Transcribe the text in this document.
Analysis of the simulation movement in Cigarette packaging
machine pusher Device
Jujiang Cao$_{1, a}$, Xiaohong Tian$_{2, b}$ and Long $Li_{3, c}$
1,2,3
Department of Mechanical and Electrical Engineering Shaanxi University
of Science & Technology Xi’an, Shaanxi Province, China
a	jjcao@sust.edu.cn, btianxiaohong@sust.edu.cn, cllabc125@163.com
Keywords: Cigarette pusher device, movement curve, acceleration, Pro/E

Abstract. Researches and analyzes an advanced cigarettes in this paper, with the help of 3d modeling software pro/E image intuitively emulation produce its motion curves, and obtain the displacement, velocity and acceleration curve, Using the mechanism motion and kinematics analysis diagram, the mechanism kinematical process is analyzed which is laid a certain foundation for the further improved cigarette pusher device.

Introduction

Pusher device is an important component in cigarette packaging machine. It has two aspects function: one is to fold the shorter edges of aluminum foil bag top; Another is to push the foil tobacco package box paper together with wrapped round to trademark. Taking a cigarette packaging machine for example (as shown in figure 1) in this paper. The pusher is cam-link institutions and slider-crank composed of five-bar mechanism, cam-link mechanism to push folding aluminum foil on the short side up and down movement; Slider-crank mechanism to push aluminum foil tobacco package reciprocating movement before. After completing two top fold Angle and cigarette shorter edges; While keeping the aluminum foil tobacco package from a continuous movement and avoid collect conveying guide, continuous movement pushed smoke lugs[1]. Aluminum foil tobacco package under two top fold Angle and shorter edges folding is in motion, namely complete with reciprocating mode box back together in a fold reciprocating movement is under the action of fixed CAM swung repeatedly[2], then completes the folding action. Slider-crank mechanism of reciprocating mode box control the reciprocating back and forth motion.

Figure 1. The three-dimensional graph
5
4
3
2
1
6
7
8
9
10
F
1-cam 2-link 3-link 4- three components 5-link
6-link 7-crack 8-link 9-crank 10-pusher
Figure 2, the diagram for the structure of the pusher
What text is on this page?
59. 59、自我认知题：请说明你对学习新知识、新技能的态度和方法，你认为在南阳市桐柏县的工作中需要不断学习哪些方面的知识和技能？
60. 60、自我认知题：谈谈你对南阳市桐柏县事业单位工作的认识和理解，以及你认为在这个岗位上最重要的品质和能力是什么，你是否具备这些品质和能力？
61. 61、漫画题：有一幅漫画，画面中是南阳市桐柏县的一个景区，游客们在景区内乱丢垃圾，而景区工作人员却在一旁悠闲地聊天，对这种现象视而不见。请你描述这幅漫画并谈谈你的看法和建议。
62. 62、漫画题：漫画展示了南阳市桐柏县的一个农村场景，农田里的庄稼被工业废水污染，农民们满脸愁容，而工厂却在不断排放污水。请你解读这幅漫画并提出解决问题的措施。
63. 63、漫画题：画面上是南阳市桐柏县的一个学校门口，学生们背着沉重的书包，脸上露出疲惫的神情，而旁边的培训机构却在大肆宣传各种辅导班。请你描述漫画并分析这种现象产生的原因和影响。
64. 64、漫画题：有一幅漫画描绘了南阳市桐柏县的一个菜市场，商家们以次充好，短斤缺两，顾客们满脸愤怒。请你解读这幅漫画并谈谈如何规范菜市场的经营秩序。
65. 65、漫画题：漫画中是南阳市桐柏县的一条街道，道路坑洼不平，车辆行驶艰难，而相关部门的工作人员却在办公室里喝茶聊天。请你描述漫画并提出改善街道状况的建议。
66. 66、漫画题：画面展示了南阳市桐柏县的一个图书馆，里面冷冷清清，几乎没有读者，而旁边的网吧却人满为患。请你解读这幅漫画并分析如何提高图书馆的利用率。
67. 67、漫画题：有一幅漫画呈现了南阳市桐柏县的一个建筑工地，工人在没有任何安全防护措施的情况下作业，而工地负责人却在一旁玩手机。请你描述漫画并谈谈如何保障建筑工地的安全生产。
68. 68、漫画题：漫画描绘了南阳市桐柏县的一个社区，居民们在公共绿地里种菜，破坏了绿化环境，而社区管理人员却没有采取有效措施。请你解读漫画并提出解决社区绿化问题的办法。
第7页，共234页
+--
DIRECTIONS: Make a list of all lines in the data that contain "curve".

OUTPUT OF THE TASK:
Keywords: Cigarette pusher device, movement curve, acceleration, Pro/E
Abstract. Researches and analyzes an advanced cigarettes in this paper, with the help of 3d modeling software pro/E image intuitively emulation produce its motion curves, and obtain the displacement, velocity and acceleration curve, Using the mechanism motion and kinematics analysis diagram, the mechanism kinematical process is analyzed which is laid a certain foundation for the further improved cigarette pusher device.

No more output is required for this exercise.